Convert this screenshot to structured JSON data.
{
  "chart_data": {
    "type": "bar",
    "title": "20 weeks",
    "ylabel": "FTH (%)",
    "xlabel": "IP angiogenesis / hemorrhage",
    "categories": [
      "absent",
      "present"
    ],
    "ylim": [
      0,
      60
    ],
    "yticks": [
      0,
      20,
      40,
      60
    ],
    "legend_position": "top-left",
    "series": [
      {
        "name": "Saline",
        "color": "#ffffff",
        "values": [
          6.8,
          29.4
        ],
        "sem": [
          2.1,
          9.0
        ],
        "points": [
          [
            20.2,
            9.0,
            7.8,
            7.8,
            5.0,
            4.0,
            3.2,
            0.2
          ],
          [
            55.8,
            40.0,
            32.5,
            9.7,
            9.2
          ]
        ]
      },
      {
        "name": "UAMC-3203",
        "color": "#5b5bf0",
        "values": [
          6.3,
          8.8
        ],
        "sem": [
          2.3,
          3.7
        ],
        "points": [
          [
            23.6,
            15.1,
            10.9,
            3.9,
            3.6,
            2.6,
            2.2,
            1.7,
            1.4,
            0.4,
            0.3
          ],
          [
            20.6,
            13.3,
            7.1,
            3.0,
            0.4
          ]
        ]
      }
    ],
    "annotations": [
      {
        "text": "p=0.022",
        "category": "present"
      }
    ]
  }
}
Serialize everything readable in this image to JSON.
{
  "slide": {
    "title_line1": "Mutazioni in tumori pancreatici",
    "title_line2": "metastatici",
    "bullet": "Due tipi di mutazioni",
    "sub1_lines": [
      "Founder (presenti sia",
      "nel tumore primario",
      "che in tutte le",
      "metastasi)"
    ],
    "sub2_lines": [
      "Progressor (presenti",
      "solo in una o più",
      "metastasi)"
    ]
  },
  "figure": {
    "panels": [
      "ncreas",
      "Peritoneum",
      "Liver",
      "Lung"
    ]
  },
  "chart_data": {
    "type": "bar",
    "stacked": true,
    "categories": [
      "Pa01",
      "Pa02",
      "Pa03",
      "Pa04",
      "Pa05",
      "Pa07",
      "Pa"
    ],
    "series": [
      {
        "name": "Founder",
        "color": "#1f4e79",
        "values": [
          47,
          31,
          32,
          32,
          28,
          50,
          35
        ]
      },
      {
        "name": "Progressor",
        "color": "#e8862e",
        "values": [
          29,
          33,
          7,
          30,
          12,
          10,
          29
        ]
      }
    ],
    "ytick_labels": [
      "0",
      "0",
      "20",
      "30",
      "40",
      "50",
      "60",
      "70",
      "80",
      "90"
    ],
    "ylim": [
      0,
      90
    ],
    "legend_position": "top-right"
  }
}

■ ■ ■ ■

#### WHAT THE TASK REQUIRES:
Copy the records out again word for word.

#### SOLUTION FOR THIS EXERCISE:
Convert this screenshot to structured JSON data.
{
  "chart_data": {
    "type": "bar",
    "title": "20 weeks",
    "ylabel": "FTH (%)",
    "xlabel": "IP angiogenesis / hemorrhage",
    "categories": [
      "absent",
      "present"
    ],
    "ylim": [
      0,
      60
    ],
    "yticks": [
      0,
      20,
      40,
      60
    ],
    "legend_position": "top-left",
    "series": [
      {
        "name": "Saline",
        "color": "#ffffff",
        "values": [
          6.8,
          29.4
        ],
        "sem": [
          2.1,
          9.0
        ],
        "points": [
          [
            20.2,
            9.0,
            7.8,
            7.8,
            5.0,
            4.0,
            3.2,
            0.2
          ],
          [
            55.8,
            40.0,
            32.5,
            9.7,
            9.2
          ]
        ]
      },
      {
        "name": "UAMC-3203",
        "color": "#5b5bf0",
        "values": [
          6.3,
          8.8
        ],
        "sem": [
          2.3,
          3.7
        ],
        "points": [
          [
            23.6,
            15.1,
            10.9,
            3.9,
            3.6,
            2.6,
            2.2,
            1.7,
            1.4,
            0.4,
            0.3
          ],
          [
            20.6,
            13.3,
            7.1,
            3.0,
            0.4
          ]
        ]
      }
    ],
    "annotations": [
      {
        "text": "p=0.022",
        "category": "present"
      }
    ]
  }
}
Serialize everything readable in this image to JSON.
{
  "slide": {
    "title_line1": "Mutazioni in tumori pancreatici",
    "title_line2": "metastatici",
    "bullet": "Due tipi di mutazioni",
    "sub1_lines": [
      "Founder (presenti sia",
      "nel tumore primario",
      "che in tutte le",
      "metastasi)"
    ],
    "sub2_lines": [
      "Progressor (presenti",
      "solo in una o più",
      "metastasi)"
    ]
  },
  "figure": {
    "panels": [
      "ncreas",
      "Peritoneum",
      "Liver",
      "Lung"
    ]
  },
  "chart_data": {
    "type": "bar",
    "stacked": true,
    "categories": [
      "Pa01",
      "Pa02",
      "Pa03",
      "Pa04",
      "Pa05",
      "Pa07",
      "Pa"
    ],
    "series": [
      {
        "name": "Founder",
        "color": "#1f4e79",
        "values": [
          47,
          31,
          32,
          32,
          28,
          50,
          35
        ]
      },
      {
        "name": "Progressor",
        "color": "#e8862e",
        "values": [
          29,
          33,
          7,
          30,
          12,
          10,
          29
        ]
      }
    ],
    "ytick_labels": [
      "0",
      "0",
      "20",
      "30",
      "40",
      "50",
      "60",
      "70",
      "80",
      "90"
    ],
    "ylim": [
      0,
      90
    ],
    "legend_position": "top-right"
  }
}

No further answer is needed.